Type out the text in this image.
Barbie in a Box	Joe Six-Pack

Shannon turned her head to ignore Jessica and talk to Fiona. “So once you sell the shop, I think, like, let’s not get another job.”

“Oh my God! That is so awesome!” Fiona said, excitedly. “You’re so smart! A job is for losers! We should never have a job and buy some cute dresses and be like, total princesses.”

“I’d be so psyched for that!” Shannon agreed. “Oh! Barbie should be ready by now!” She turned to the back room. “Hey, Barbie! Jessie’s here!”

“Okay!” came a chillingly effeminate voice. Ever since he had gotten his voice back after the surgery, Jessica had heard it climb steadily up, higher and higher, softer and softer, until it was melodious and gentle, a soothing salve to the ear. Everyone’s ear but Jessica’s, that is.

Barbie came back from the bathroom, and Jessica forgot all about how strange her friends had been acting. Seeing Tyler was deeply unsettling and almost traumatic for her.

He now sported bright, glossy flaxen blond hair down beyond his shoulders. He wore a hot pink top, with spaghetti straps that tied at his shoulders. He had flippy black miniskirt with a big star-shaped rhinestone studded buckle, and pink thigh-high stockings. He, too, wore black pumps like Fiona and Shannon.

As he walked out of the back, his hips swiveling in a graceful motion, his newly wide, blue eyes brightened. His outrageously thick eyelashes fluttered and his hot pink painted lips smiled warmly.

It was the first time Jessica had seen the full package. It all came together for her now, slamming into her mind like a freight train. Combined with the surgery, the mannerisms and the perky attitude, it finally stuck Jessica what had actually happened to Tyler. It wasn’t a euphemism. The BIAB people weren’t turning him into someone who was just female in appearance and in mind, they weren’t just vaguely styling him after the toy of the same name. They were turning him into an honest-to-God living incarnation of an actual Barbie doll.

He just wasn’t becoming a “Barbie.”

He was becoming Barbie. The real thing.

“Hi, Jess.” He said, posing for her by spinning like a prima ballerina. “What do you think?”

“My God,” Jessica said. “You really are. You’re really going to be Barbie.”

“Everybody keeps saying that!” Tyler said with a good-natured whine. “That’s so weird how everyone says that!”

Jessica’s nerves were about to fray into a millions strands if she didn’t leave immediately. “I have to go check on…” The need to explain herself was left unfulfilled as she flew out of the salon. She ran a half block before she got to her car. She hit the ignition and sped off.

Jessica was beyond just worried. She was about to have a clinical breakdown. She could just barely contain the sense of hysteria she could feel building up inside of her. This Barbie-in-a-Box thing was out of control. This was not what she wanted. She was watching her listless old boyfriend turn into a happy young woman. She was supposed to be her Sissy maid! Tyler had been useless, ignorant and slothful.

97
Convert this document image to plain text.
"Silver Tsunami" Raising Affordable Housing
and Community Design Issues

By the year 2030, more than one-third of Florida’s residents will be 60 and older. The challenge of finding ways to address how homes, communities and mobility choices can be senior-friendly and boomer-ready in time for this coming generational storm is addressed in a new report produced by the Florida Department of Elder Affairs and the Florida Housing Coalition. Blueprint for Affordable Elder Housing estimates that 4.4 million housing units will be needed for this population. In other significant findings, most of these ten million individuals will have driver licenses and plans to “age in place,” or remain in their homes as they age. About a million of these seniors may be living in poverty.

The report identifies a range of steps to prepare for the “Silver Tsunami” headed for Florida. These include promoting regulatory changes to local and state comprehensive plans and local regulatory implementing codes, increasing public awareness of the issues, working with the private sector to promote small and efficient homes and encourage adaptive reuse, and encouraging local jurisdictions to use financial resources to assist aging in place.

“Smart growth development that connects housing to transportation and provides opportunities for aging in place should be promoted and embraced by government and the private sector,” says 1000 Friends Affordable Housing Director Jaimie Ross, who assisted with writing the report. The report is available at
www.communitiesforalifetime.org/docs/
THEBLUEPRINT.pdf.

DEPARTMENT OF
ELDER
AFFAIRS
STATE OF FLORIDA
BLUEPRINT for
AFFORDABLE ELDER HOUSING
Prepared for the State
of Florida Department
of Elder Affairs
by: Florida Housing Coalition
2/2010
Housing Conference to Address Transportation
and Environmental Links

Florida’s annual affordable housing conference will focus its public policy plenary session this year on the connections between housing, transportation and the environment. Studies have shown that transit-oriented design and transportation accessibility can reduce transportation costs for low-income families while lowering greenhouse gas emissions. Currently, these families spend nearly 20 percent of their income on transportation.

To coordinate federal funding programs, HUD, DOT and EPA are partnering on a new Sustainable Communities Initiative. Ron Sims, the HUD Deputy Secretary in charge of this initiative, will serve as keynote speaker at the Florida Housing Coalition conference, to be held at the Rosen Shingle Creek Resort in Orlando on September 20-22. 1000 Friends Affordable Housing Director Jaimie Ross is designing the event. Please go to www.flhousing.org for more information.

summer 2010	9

* WHAT IS NEEDED *
Every record above should be copied exactly.

* OUTPUT FOR THIS TASK *
Type out the text in this image.
Barbie in a Box	Joe Six-Pack

Shannon turned her head to ignore Jessica and talk to Fiona. “So once you sell the shop, I think, like, let’s not get another job.”

“Oh my God! That is so awesome!” Fiona said, excitedly. “You’re so smart! A job is for losers! We should never have a job and buy some cute dresses and be like, total princesses.”

“I’d be so psyched for that!” Shannon agreed. “Oh! Barbie should be ready by now!” She turned to the back room. “Hey, Barbie! Jessie’s here!”

“Okay!” came a chillingly effeminate voice. Ever since he had gotten his voice back after the surgery, Jessica had heard it climb steadily up, higher and higher, softer and softer, until it was melodious and gentle, a soothing salve to the ear. Everyone’s ear but Jessica’s, that is.

Barbie came back from the bathroom, and Jessica forgot all about how strange her friends had been acting. Seeing Tyler was deeply unsettling and almost traumatic for her.

He now sported bright, glossy flaxen blond hair down beyond his shoulders. He wore a hot pink top, with spaghetti straps that tied at his shoulders. He had flippy black miniskirt with a big star-shaped rhinestone studded buckle, and pink thigh-high stockings. He, too, wore black pumps like Fiona and Shannon.

As he walked out of the back, his hips swiveling in a graceful motion, his newly wide, blue eyes brightened. His outrageously thick eyelashes fluttered and his hot pink painted lips smiled warmly.

It was the first time Jessica had seen the full package. It all came together for her now, slamming into her mind like a freight train. Combined with the surgery, the mannerisms and the perky attitude, it finally stuck Jessica what had actually happened to Tyler. It wasn’t a euphemism. The BIAB people weren’t turning him into someone who was just female in appearance and in mind, they weren’t just vaguely styling him after the toy of the same name. They were turning him into an honest-to-God living incarnation of an actual Barbie doll.

He just wasn’t becoming a “Barbie.”

He was becoming Barbie. The real thing.

“Hi, Jess.” He said, posing for her by spinning like a prima ballerina. “What do you think?”

“My God,” Jessica said. “You really are. You’re really going to be Barbie.”

“Everybody keeps saying that!” Tyler said with a good-natured whine. “That’s so weird how everyone says that!”

Jessica’s nerves were about to fray into a millions strands if she didn’t leave immediately. “I have to go check on…” The need to explain herself was left unfulfilled as she flew out of the salon. She ran a half block before she got to her car. She hit the ignition and sped off.

Jessica was beyond just worried. She was about to have a clinical breakdown. She could just barely contain the sense of hysteria she could feel building up inside of her. This Barbie-in-a-Box thing was out of control. This was not what she wanted. She was watching her listless old boyfriend turn into a happy young woman. She was supposed to be her Sissy maid! Tyler had been useless, ignorant and slothful.

97
Convert this document image to plain text.
"Silver Tsunami" Raising Affordable Housing
and Community Design Issues

By the year 2030, more than one-third of Florida’s residents will be 60 and older. The challenge of finding ways to address how homes, communities and mobility choices can be senior-friendly and boomer-ready in time for this coming generational storm is addressed in a new report produced by the Florida Department of Elder Affairs and the Florida Housing Coalition. Blueprint for Affordable Elder Housing estimates that 4.4 million housing units will be needed for this population. In other significant findings, most of these ten million individuals will have driver licenses and plans to “age in place,” or remain in their homes as they age. About a million of these seniors may be living in poverty.

The report identifies a range of steps to prepare for the “Silver Tsunami” headed for Florida. These include promoting regulatory changes to local and state comprehensive plans and local regulatory implementing codes, increasing public awareness of the issues, working with the private sector to promote small and efficient homes and encourage adaptive reuse, and encouraging local jurisdictions to use financial resources to assist aging in place.

“Smart growth development that connects housing to transportation and provides opportunities for aging in place should be promoted and embraced by government and the private sector,” says 1000 Friends Affordable Housing Director Jaimie Ross, who assisted with writing the report. The report is available at
www.communitiesforalifetime.org/docs/
THEBLUEPRINT.pdf.

DEPARTMENT OF
ELDER
AFFAIRS
STATE OF FLORIDA
BLUEPRINT for
AFFORDABLE ELDER HOUSING
Prepared for the State
of Florida Department
of Elder Affairs
by: Florida Housing Coalition
2/2010
Housing Conference to Address Transportation
and Environmental Links

Florida’s annual affordable housing conference will focus its public policy plenary session this year on the connections between housing, transportation and the environment. Studies have shown that transit-oriented design and transportation accessibility can reduce transportation costs for low-income families while lowering greenhouse gas emissions. Currently, these families spend nearly 20 percent of their income on transportation.

To coordinate federal funding programs, HUD, DOT and EPA are partnering on a new Sustainable Communities Initiative. Ron Sims, the HUD Deputy Secretary in charge of this initiative, will serve as keynote speaker at the Florida Housing Coalition conference, to be held at the Rosen Shingle Creek Resort in Orlando on September 20-22. 1000 Friends Affordable Housing Director Jaimie Ross is designing the event. Please go to www.flhousing.org for more information.

summer 2010	9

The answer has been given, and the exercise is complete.